- [SUPPLIED ENTRIES]

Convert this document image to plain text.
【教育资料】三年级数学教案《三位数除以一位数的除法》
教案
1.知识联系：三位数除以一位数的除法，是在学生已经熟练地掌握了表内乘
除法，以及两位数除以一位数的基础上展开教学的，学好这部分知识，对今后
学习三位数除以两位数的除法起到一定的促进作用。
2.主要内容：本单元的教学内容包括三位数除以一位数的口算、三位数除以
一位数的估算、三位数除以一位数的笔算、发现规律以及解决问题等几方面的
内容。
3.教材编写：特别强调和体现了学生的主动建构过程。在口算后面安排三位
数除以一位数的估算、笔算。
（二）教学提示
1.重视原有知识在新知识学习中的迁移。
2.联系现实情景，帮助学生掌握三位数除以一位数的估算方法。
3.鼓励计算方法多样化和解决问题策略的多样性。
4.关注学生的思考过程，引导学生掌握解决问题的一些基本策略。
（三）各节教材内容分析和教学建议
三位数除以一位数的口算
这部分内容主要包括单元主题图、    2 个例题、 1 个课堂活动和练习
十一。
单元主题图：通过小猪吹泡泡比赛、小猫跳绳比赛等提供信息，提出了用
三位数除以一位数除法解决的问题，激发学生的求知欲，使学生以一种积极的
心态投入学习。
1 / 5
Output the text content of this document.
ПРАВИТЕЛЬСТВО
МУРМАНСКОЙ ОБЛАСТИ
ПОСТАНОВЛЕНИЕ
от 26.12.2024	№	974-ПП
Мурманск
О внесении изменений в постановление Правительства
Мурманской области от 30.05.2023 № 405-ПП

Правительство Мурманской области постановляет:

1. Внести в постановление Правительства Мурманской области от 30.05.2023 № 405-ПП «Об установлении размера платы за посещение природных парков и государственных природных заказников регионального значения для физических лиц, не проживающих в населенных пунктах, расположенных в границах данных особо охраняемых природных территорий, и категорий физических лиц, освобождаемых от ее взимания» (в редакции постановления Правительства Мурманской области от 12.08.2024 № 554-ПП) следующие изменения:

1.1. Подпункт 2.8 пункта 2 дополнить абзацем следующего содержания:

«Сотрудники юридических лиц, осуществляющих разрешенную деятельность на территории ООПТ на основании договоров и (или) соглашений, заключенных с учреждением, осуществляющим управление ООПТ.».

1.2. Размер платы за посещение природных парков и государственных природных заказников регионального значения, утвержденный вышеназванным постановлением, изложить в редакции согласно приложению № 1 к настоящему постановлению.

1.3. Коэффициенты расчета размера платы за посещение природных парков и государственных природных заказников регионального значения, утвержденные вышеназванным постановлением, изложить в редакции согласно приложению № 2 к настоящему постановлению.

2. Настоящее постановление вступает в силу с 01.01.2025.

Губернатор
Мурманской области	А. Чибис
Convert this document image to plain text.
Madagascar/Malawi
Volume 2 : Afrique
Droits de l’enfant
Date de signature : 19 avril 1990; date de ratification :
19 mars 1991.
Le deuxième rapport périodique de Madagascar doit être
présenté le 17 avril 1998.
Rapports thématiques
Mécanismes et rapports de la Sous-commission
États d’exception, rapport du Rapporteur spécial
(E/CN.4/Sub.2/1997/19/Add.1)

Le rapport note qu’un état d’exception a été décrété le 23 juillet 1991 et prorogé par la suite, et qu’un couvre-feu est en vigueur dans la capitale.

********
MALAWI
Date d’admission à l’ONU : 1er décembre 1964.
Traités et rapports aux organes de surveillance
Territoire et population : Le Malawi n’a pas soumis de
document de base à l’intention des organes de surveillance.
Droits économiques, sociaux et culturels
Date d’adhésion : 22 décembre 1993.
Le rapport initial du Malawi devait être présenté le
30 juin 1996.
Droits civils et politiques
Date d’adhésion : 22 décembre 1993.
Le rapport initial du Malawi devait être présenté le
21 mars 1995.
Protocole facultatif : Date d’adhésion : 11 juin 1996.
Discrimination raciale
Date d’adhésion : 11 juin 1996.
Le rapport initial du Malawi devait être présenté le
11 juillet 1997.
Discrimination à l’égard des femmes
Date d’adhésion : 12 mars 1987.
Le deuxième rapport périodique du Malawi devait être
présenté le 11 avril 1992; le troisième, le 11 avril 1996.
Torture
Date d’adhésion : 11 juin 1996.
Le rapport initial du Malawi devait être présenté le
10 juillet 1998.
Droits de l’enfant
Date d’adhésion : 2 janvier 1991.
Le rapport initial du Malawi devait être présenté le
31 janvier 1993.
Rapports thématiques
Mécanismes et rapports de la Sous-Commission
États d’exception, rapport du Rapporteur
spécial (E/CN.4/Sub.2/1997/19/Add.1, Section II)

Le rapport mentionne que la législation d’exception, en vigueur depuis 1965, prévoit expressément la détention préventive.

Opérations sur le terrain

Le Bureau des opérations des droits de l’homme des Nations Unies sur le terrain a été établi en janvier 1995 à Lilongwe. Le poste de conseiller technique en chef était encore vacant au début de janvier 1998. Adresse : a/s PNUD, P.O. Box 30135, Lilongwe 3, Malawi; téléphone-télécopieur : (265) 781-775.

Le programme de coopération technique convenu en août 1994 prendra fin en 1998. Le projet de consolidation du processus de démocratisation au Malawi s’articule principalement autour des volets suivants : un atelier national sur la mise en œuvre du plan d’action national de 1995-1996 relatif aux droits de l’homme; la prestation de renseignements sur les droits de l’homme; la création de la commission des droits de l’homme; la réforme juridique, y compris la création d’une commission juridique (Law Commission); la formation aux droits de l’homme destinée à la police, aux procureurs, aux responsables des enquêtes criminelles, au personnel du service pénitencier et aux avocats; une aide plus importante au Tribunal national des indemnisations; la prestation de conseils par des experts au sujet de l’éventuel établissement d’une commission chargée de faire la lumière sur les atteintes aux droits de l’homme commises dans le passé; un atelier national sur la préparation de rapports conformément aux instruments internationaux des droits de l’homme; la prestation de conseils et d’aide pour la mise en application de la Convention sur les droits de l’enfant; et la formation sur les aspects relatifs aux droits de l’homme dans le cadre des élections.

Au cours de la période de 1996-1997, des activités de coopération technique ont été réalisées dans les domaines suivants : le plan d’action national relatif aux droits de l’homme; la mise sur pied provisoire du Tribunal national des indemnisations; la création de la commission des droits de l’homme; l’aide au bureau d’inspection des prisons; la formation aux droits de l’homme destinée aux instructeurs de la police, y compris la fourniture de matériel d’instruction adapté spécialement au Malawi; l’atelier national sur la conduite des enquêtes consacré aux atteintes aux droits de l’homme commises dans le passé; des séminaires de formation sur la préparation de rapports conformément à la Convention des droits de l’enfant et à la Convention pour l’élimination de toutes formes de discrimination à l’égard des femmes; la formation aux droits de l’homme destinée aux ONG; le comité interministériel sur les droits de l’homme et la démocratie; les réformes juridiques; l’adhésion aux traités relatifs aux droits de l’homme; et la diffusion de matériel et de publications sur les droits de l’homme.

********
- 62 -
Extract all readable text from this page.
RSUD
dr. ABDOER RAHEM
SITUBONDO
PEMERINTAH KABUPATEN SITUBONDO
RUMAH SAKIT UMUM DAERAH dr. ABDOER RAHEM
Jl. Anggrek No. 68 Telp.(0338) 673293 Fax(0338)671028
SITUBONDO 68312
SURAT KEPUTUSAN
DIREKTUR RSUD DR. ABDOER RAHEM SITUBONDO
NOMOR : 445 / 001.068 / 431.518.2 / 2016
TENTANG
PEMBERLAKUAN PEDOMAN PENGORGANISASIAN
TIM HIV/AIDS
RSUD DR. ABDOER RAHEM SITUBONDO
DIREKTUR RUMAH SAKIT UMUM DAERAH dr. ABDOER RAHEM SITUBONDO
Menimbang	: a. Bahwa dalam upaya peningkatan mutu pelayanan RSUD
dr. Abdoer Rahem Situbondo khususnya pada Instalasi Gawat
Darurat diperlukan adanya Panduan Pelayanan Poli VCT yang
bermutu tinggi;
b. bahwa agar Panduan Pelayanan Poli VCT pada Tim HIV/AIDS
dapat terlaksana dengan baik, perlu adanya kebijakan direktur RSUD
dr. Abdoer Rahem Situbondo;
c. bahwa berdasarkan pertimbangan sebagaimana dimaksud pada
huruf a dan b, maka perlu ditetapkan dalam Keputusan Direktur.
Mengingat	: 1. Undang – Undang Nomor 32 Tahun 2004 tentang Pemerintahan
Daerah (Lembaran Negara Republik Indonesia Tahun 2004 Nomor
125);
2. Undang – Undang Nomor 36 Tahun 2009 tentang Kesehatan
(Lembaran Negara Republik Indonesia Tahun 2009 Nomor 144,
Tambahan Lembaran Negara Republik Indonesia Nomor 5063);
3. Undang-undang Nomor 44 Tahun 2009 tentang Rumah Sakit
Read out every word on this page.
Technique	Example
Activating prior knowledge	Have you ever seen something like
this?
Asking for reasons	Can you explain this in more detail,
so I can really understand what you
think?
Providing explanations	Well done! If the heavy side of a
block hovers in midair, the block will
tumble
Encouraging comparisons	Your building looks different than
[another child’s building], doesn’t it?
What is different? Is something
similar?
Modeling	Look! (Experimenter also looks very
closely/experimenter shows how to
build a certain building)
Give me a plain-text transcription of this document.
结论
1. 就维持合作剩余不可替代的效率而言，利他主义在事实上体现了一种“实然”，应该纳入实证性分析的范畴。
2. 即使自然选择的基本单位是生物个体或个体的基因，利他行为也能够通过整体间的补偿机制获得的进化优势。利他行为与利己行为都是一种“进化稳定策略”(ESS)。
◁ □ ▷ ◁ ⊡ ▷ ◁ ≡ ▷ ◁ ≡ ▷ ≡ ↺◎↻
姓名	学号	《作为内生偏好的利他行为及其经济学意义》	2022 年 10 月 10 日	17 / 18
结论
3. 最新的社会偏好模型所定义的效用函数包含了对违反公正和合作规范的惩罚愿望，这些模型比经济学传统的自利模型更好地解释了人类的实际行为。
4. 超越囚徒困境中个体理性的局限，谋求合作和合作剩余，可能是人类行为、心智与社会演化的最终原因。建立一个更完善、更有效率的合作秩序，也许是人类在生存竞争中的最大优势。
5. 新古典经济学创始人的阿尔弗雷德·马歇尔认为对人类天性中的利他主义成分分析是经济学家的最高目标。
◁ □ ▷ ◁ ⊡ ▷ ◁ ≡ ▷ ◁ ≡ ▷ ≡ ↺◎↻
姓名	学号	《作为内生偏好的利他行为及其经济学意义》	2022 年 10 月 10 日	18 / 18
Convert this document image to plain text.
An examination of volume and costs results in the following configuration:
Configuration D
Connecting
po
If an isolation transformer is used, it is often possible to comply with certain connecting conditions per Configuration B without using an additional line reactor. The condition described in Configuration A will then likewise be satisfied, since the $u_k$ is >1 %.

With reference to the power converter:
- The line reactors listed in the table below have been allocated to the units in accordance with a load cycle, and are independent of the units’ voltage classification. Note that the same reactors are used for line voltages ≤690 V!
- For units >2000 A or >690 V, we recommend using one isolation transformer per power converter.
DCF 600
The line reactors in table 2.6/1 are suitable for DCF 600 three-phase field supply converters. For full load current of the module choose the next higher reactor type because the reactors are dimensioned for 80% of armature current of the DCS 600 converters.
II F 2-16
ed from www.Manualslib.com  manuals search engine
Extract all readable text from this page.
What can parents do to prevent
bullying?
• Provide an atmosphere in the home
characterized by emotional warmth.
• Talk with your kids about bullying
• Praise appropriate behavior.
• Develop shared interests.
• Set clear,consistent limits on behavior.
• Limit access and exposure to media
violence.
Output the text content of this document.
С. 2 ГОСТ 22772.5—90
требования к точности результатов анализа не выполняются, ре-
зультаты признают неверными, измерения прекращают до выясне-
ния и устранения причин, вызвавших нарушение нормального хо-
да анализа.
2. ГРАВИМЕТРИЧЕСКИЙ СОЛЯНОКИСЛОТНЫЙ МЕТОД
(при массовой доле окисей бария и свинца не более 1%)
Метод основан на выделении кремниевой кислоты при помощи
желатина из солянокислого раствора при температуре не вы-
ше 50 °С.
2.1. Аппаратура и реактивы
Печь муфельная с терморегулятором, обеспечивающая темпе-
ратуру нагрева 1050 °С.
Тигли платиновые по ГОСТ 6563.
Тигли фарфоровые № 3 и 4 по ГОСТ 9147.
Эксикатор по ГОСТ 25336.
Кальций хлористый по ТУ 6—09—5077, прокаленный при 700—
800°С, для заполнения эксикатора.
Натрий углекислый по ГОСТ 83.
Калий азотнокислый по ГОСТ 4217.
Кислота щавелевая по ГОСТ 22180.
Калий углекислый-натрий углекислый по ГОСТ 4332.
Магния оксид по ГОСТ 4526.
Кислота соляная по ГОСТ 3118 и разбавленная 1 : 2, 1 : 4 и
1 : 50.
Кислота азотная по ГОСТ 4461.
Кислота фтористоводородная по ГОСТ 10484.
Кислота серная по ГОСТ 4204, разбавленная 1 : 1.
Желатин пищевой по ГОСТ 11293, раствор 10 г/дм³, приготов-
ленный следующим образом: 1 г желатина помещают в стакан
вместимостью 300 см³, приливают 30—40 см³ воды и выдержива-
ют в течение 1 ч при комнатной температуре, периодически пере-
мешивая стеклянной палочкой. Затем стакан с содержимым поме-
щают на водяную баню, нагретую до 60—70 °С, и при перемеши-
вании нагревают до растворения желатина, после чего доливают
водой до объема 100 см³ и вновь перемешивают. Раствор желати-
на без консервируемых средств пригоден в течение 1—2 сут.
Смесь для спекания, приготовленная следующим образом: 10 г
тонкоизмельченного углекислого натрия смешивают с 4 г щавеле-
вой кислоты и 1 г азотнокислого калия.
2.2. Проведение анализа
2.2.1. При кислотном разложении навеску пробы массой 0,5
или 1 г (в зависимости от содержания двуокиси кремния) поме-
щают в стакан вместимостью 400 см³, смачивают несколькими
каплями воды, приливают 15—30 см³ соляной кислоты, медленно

- [INSTRUCTION] Copy out every line of the data that includes "следующим".

- [WRITTEN RESPONSE]
ленный следующим образом: 1 г желатина помещают в стакан
Смесь для спекания, приготовленная следующим образом: 10 г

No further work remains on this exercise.